**Stated task**: Find each line below that contains the word "Crown" and copy those lines in full. Case counts.

**Records**:
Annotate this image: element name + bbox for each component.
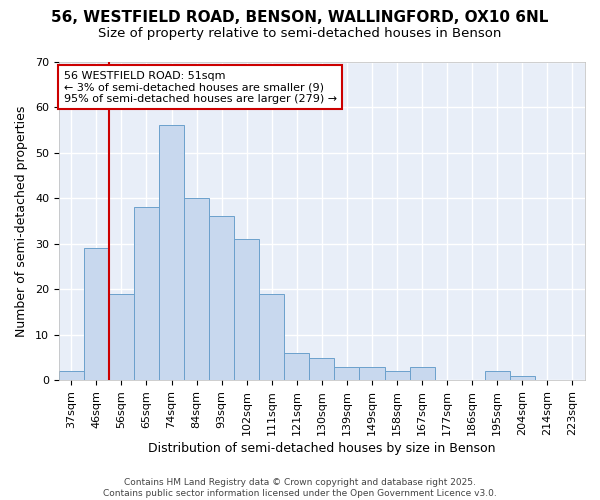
Bar [134,208,159,380]
Bar [84,248,109,380]
Bar [359,366,385,380]
Bar [385,371,410,380]
Bar [59,371,84,380]
Text: Contains HM Land Registry data © Crown copyright and database right 2025.
Contai: Contains HM Land Registry data © Crown c… [103,478,497,498]
Text: Size of property relative to semi-detached houses in Benson: Size of property relative to semi-detach… [98,28,502,40]
Y-axis label: Number of semi-detached properties: Number of semi-detached properties [15,105,28,336]
Bar [284,353,310,380]
Text: 56 WESTFIELD ROAD: 51sqm
← 3% of semi-detached houses are smaller (9)
95% of sem: 56 WESTFIELD ROAD: 51sqm ← 3% of semi-de… [64,70,337,104]
Text: 56, WESTFIELD ROAD, BENSON, WALLINGFORD, OX10 6NL: 56, WESTFIELD ROAD, BENSON, WALLINGFORD,… [52,10,548,25]
X-axis label: Distribution of semi-detached houses by size in Benson: Distribution of semi-detached houses by … [148,442,496,455]
Bar [485,371,510,380]
Bar [234,239,259,380]
Bar [184,198,209,380]
Bar [510,376,535,380]
Bar [334,366,359,380]
Bar [310,358,334,380]
Bar [209,216,234,380]
Bar [109,294,134,380]
Bar [410,366,434,380]
Bar [159,126,184,380]
Bar [259,294,284,380]
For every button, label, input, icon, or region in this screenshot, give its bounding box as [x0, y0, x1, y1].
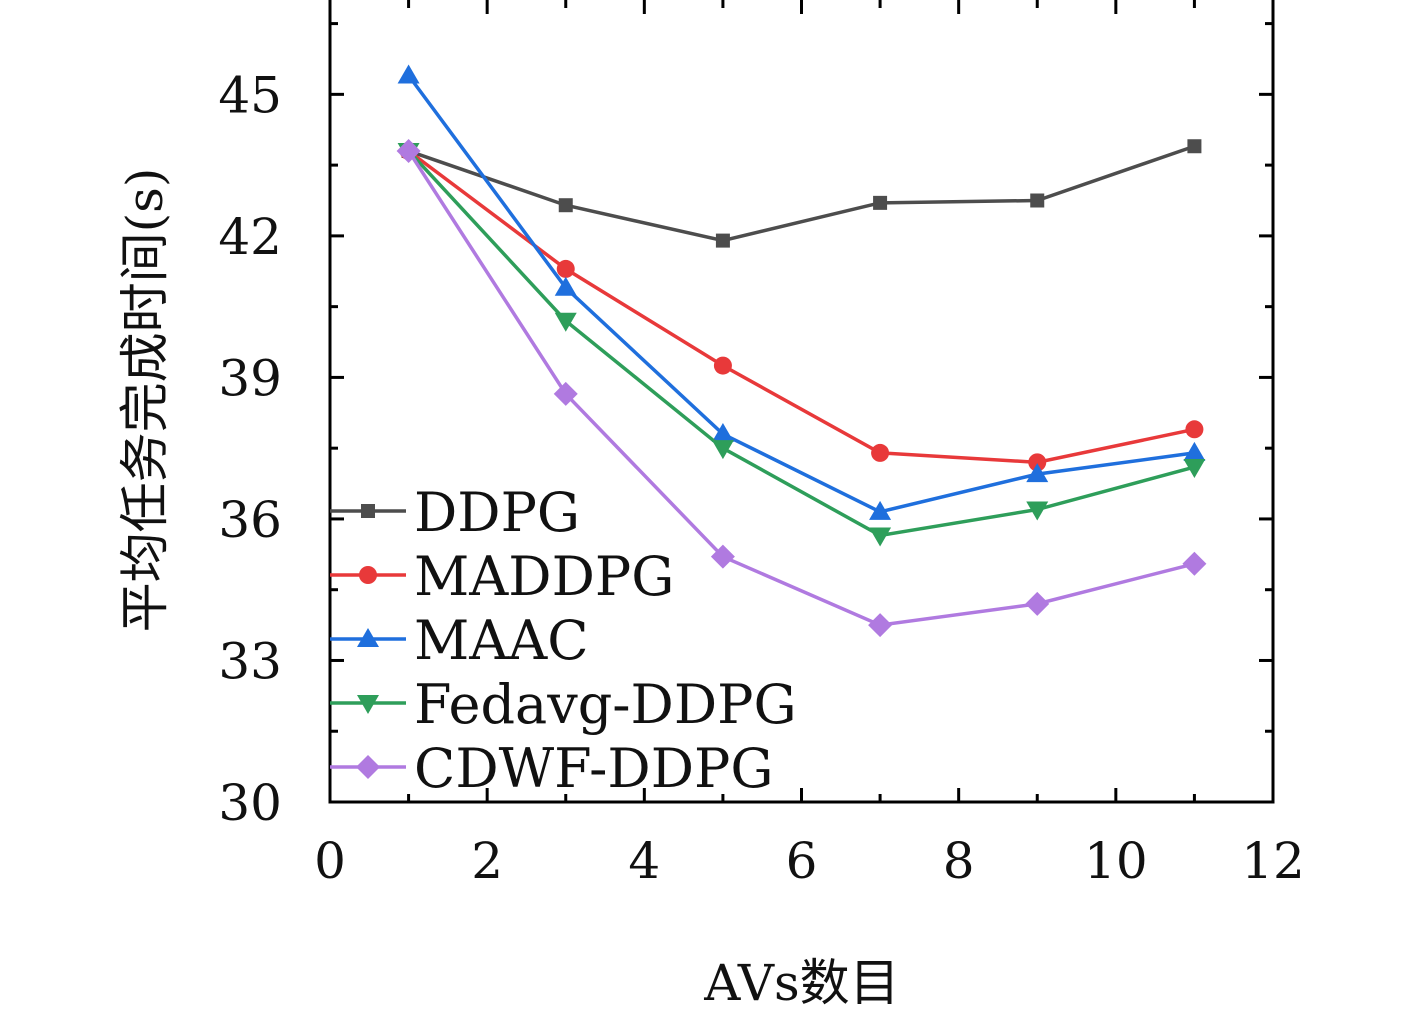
data-point [1030, 193, 1045, 208]
data-point [868, 613, 893, 638]
data-point [1183, 459, 1206, 479]
y-tick-label: 30 [218, 774, 282, 832]
data-point [710, 544, 735, 569]
series-line [407, 150, 1195, 627]
y-tick-label: 33 [218, 632, 282, 690]
legend-marker [359, 566, 377, 584]
data-point [1028, 453, 1047, 472]
data-point [1026, 501, 1049, 521]
data-point [869, 527, 892, 547]
series-maac [397, 64, 1206, 520]
legend-label: CDWF-DDPG [414, 737, 773, 800]
data-point [558, 198, 573, 213]
series-cdwf-ddpg [396, 138, 1207, 638]
data-point [869, 500, 892, 520]
legend-marker [357, 628, 379, 647]
series-ddpg [401, 139, 1202, 248]
data-point [397, 64, 420, 84]
y-tick-label: 42 [218, 208, 282, 266]
series-line [408, 144, 1195, 243]
x-tick-label: 8 [943, 832, 975, 890]
data-point [553, 381, 578, 406]
data-point [1183, 441, 1206, 461]
x-axis-label: AVs数目 [703, 954, 899, 1012]
series-group [396, 64, 1207, 638]
series-line [407, 149, 1195, 538]
legend-item: MAAC [330, 609, 589, 672]
data-point [1182, 551, 1207, 576]
data-point [1185, 420, 1204, 439]
data-point [556, 259, 575, 278]
series-fedavg-ddpg [397, 142, 1206, 547]
x-tick-label: 10 [1084, 832, 1148, 890]
y-axis-label: 平均任务完成时间(s) [116, 168, 174, 633]
legend-item: MADDPG [330, 545, 674, 608]
legend-marker [357, 695, 379, 714]
legend-label: MAAC [414, 609, 589, 672]
data-point [1025, 591, 1050, 616]
legend-marker [356, 755, 380, 779]
y-tick-label: 45 [218, 66, 282, 124]
y-tick-label: 39 [218, 349, 282, 407]
data-point [873, 195, 888, 210]
data-point [871, 443, 890, 462]
x-tick-label: 2 [471, 832, 503, 890]
series-line [407, 149, 1195, 465]
legend-item: DDPG [330, 481, 580, 544]
data-point [554, 276, 577, 296]
x-tick-label: 12 [1241, 832, 1305, 890]
data-point [711, 423, 734, 443]
data-point [396, 138, 421, 163]
series-line [407, 74, 1195, 514]
legend-label: Fedavg-DDPG [414, 673, 797, 736]
data-point [554, 312, 577, 332]
y-tick-label: 36 [218, 491, 282, 549]
legend-item: Fedavg-DDPG [330, 673, 797, 736]
axes: 0 2 4 6 8 10 12 30 33 36 39 42 45 [218, 0, 1305, 890]
x-tick-label: 4 [628, 832, 660, 890]
data-point [713, 356, 732, 375]
legend-label: DDPG [414, 481, 580, 544]
data-point [711, 440, 734, 460]
series-maddpg [399, 141, 1204, 472]
legend-item: CDWF-DDPG [330, 737, 773, 800]
data-point [715, 233, 730, 248]
legend-label: MADDPG [414, 545, 674, 608]
data-point [1187, 139, 1202, 154]
x-tick-label: 6 [786, 832, 818, 890]
legend-marker [361, 504, 375, 518]
x-tick-label: 0 [314, 832, 346, 890]
data-point [1026, 463, 1049, 483]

**Written answer**:
Text: Contains HM Land Registry data © Crown copyright and database right 2025.
Contai: Contains HM Land Registry data © Crown c… [103,478,497,498]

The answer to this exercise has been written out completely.